● PROVIDED INFORMATION
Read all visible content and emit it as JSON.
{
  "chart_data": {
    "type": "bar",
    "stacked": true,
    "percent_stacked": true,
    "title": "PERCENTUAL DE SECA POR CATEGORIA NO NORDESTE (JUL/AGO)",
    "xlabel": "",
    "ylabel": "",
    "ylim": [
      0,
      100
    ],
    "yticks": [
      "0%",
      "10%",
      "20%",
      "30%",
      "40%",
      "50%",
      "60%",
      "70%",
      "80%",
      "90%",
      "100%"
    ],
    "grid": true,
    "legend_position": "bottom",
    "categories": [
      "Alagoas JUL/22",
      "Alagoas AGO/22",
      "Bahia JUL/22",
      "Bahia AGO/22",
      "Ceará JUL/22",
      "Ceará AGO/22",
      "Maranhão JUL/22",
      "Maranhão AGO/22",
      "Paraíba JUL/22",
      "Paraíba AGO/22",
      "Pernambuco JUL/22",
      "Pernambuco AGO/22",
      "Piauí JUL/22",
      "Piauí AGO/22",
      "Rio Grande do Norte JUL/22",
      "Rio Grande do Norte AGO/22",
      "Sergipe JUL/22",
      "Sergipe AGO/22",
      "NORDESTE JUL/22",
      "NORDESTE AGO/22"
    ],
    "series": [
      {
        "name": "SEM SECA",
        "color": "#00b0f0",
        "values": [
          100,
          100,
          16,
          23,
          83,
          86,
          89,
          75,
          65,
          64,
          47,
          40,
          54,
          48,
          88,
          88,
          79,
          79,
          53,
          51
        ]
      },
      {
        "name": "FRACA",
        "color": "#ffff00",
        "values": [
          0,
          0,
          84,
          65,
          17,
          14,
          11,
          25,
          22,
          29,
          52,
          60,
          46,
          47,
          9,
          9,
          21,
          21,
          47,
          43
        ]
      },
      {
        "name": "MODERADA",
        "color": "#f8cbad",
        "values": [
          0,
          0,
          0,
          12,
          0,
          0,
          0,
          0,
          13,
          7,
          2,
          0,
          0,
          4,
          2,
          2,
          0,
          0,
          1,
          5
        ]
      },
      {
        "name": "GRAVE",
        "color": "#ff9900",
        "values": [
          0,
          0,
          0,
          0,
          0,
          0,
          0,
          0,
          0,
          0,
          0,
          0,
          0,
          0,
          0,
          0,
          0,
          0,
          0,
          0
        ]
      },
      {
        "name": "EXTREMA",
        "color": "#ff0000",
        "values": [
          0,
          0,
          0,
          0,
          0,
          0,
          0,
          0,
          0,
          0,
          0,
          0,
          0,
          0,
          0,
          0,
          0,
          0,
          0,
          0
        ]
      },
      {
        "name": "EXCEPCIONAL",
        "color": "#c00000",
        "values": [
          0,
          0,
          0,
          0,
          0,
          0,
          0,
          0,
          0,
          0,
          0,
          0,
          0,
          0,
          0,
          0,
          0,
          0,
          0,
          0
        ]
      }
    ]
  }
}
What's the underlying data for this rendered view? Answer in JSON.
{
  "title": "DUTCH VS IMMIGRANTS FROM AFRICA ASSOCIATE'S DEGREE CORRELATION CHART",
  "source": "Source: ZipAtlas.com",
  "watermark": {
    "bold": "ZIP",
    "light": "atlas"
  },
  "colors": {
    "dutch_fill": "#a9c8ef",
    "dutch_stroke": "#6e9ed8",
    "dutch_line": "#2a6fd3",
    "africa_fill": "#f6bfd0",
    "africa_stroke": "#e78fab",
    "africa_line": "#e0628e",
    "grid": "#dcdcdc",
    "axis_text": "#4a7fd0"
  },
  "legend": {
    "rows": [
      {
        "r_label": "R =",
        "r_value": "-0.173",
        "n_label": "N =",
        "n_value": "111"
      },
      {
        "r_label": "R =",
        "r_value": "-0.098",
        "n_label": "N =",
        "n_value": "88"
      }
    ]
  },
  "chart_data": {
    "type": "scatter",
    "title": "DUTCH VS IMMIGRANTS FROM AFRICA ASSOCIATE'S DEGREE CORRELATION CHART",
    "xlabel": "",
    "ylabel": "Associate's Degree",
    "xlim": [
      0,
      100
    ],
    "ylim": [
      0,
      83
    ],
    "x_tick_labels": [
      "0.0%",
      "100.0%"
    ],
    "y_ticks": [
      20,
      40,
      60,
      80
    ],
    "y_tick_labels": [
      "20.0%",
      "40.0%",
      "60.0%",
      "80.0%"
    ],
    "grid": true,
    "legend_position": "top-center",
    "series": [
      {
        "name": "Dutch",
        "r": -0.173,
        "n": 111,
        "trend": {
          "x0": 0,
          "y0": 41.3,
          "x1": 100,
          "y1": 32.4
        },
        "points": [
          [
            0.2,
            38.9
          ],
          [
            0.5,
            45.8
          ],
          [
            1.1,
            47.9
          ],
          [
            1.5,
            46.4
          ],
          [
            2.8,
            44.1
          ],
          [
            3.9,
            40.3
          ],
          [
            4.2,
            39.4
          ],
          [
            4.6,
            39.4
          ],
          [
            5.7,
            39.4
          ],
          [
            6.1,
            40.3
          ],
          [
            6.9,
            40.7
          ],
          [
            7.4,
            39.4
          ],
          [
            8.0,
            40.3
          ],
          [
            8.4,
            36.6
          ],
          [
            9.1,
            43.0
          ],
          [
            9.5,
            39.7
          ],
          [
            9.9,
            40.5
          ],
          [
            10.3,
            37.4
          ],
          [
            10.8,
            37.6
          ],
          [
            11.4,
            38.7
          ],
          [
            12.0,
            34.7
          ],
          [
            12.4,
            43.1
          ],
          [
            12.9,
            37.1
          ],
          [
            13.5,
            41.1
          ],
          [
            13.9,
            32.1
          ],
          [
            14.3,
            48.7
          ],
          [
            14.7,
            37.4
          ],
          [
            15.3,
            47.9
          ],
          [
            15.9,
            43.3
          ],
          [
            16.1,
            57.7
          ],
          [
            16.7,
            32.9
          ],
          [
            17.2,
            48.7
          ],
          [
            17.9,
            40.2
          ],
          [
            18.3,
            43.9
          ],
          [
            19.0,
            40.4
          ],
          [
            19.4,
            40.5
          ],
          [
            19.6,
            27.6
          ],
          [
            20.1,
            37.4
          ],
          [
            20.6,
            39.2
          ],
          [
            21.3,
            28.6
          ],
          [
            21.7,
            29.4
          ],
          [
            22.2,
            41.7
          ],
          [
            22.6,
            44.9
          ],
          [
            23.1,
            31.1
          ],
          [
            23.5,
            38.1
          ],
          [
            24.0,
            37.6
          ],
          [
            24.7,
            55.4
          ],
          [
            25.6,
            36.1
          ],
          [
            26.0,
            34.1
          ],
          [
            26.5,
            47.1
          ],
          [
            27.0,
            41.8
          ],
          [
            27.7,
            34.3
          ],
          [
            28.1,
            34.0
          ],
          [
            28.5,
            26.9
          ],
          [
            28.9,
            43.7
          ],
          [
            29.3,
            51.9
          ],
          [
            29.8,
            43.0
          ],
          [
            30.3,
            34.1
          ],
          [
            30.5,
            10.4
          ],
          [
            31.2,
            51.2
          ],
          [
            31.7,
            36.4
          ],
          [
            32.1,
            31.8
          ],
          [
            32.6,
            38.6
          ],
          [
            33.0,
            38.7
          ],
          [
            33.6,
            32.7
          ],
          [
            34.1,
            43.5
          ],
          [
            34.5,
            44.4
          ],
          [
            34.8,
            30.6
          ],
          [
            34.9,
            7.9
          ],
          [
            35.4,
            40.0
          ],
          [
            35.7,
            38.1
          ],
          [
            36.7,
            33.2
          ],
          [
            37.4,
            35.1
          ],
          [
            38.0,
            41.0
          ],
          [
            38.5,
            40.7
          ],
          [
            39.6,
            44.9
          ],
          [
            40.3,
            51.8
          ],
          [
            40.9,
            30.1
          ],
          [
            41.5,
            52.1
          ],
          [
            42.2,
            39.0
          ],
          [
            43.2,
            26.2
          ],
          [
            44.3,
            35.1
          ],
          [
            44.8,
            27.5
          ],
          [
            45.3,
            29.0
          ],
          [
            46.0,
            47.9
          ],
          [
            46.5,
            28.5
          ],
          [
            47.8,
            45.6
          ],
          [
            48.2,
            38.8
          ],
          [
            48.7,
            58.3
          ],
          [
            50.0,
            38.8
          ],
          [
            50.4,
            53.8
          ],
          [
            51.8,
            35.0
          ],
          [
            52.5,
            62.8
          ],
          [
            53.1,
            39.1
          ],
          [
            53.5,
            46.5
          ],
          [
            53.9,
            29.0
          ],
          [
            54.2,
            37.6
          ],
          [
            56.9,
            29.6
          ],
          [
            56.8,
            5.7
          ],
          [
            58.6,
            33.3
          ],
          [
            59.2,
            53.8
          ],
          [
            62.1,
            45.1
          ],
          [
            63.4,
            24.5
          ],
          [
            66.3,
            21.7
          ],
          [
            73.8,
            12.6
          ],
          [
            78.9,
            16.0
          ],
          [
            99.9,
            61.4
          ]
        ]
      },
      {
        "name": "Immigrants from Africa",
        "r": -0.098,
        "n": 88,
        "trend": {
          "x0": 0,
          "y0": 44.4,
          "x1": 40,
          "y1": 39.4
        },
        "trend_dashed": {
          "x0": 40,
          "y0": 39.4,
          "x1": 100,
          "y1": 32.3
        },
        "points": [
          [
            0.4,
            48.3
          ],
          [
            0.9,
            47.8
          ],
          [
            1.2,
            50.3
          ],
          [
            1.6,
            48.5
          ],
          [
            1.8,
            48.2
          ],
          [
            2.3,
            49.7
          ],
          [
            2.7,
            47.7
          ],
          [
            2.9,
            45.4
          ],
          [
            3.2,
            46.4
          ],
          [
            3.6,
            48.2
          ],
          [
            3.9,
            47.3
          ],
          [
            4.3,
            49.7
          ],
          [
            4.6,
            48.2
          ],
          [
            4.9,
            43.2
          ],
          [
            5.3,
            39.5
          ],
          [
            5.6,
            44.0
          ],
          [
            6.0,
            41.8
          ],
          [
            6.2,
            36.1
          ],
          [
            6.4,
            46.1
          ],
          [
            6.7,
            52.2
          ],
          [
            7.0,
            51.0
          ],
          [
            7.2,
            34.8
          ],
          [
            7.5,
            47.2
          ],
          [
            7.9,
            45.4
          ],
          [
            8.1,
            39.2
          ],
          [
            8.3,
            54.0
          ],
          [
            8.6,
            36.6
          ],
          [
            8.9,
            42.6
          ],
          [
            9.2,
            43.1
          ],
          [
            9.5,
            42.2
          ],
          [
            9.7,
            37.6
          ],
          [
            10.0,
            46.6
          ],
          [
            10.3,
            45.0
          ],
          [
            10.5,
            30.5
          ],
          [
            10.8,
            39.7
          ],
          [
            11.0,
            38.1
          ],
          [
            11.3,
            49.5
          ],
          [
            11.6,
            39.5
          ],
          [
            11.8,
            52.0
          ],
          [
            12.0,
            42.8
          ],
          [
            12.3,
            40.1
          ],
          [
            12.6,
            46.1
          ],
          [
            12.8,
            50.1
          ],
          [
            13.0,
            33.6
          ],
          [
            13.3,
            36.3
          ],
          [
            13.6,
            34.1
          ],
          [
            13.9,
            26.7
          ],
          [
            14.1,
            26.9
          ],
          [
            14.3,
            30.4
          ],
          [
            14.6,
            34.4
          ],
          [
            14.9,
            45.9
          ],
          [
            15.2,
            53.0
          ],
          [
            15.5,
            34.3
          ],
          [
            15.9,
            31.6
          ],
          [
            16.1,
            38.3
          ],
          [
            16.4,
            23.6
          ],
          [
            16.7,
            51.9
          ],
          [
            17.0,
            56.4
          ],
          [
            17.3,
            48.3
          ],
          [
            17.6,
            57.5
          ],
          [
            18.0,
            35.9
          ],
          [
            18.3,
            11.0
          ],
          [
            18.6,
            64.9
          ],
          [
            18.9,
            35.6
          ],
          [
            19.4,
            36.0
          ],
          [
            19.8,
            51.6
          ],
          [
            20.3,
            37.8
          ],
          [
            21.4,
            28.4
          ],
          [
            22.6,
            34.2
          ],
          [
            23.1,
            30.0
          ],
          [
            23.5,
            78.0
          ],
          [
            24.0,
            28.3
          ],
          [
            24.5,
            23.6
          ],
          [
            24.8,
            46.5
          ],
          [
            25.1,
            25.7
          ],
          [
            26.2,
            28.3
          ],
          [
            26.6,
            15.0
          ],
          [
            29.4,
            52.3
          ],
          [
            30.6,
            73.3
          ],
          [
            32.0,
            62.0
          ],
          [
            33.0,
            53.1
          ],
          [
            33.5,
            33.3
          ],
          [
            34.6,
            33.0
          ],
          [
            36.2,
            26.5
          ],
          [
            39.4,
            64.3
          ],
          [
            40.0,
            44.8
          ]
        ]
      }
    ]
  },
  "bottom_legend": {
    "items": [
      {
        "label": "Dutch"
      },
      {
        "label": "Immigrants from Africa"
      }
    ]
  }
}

● DIRECTION
Give only the number of lines in the data that hold the word "Pernambuco".

● EXERCISE SOLUTION
2